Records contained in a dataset

— START —

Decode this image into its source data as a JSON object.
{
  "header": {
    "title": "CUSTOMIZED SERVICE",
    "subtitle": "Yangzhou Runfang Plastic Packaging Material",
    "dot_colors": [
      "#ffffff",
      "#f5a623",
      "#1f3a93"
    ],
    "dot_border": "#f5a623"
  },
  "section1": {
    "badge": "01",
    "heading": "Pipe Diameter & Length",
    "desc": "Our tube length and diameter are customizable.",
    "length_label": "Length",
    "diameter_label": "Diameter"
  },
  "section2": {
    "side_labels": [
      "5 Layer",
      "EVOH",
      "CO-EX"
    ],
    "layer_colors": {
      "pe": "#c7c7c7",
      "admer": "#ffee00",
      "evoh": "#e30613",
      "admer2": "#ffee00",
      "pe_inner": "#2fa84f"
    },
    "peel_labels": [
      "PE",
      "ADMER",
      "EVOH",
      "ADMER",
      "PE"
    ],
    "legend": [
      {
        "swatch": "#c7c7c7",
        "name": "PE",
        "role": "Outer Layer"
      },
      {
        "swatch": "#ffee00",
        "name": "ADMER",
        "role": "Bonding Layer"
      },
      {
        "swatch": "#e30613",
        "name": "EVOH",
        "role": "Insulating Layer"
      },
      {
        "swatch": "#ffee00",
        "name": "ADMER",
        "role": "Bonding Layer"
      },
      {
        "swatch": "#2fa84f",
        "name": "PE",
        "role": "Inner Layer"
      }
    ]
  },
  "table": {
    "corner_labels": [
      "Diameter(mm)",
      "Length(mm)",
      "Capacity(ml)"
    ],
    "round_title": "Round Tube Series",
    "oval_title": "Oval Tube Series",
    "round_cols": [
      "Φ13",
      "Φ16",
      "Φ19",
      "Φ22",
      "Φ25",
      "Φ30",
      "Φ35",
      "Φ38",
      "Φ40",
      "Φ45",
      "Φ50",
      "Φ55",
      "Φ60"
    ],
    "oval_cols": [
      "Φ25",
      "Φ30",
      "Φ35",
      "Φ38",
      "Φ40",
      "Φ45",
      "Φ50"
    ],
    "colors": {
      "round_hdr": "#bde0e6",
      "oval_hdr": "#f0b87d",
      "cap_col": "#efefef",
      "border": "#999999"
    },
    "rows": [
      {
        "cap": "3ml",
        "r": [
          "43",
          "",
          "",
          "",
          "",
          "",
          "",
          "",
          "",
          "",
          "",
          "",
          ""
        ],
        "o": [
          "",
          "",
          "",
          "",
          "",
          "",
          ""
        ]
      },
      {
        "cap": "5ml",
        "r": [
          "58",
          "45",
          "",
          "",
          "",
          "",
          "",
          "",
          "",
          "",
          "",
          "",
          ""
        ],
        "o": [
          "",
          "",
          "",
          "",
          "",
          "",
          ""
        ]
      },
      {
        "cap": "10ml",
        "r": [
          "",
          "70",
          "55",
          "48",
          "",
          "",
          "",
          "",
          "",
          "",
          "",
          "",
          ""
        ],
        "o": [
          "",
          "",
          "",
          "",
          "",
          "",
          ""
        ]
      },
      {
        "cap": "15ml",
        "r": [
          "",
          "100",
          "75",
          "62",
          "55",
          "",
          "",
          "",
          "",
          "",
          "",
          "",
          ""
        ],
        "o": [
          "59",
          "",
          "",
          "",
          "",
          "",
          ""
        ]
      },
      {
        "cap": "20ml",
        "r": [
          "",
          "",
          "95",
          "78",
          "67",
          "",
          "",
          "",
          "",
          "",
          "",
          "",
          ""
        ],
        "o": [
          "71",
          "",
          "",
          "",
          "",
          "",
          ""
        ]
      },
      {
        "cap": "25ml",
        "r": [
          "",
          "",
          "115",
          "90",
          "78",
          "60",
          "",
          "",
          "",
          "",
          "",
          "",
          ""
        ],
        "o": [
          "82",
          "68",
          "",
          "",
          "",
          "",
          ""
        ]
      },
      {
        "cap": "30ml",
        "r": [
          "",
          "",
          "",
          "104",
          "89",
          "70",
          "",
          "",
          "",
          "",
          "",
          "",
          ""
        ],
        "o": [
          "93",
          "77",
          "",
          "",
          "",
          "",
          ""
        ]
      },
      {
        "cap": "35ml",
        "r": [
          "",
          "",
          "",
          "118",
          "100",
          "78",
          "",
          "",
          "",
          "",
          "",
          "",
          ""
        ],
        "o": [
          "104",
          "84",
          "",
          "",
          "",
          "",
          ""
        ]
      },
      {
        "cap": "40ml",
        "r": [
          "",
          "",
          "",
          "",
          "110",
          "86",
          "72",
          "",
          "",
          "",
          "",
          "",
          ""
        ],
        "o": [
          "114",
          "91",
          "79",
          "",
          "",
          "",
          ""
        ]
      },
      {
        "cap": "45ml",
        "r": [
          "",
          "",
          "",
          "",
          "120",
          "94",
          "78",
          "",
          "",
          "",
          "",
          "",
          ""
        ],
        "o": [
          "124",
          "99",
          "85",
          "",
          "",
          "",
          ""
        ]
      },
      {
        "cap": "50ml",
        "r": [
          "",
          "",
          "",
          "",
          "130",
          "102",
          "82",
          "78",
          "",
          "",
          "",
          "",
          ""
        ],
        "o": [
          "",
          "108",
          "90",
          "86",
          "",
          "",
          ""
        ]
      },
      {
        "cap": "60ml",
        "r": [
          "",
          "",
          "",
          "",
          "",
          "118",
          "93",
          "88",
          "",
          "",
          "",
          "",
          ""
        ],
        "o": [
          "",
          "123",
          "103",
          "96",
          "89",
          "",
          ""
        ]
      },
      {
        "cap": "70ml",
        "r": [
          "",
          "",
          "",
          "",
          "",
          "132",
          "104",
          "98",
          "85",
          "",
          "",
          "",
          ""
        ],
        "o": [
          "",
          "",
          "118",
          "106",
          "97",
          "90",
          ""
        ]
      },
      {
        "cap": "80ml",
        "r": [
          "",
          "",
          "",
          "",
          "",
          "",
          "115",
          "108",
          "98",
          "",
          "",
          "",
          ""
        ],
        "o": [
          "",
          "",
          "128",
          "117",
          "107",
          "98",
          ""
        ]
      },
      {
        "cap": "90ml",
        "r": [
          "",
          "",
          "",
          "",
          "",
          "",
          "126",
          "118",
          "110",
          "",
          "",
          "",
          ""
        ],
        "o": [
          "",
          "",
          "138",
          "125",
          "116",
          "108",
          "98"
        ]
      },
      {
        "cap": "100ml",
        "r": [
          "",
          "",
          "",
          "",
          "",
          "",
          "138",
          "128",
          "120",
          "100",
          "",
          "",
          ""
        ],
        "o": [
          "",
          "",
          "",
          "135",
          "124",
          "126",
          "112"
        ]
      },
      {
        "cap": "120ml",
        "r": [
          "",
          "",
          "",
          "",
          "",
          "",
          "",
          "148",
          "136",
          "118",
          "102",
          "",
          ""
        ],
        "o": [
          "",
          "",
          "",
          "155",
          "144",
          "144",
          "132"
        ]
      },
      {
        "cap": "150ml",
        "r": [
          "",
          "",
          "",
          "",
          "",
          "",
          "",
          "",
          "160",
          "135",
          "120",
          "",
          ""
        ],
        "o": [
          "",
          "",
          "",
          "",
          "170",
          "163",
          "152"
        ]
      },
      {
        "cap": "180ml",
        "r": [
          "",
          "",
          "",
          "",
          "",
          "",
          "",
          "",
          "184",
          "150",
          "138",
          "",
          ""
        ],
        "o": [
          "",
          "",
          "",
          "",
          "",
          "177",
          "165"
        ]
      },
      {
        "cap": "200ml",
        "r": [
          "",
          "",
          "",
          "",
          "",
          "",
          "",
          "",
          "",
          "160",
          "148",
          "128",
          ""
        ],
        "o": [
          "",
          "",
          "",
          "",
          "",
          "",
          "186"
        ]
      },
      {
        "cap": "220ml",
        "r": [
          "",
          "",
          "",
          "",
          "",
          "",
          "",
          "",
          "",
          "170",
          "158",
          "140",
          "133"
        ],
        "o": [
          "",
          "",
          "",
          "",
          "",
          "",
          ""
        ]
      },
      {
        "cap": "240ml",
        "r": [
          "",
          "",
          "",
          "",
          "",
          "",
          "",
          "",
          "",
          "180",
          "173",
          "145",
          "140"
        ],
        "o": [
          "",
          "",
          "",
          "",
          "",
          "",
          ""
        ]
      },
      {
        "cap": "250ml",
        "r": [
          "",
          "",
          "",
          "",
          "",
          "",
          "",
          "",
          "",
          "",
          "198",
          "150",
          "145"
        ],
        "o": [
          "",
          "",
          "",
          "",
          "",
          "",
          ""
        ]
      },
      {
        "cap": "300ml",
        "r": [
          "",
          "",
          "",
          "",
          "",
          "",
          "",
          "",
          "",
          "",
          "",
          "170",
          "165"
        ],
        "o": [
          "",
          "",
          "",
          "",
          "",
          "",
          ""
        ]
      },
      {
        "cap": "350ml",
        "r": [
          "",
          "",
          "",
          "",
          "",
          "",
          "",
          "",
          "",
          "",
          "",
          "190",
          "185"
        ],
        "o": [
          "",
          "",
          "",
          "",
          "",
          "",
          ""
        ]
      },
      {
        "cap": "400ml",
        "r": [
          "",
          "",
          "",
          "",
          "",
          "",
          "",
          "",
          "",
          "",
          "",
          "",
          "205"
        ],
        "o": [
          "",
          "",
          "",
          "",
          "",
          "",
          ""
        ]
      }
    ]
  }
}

— END —

Scan the listing above for the word "swatch" and show each line where it is found.

        "swatch": "#c7c7c7",
        "swatch": "#ffee00",
        "swatch": "#e30613",
        "swatch": "#ffee00",
        "swatch": "#2fa84f",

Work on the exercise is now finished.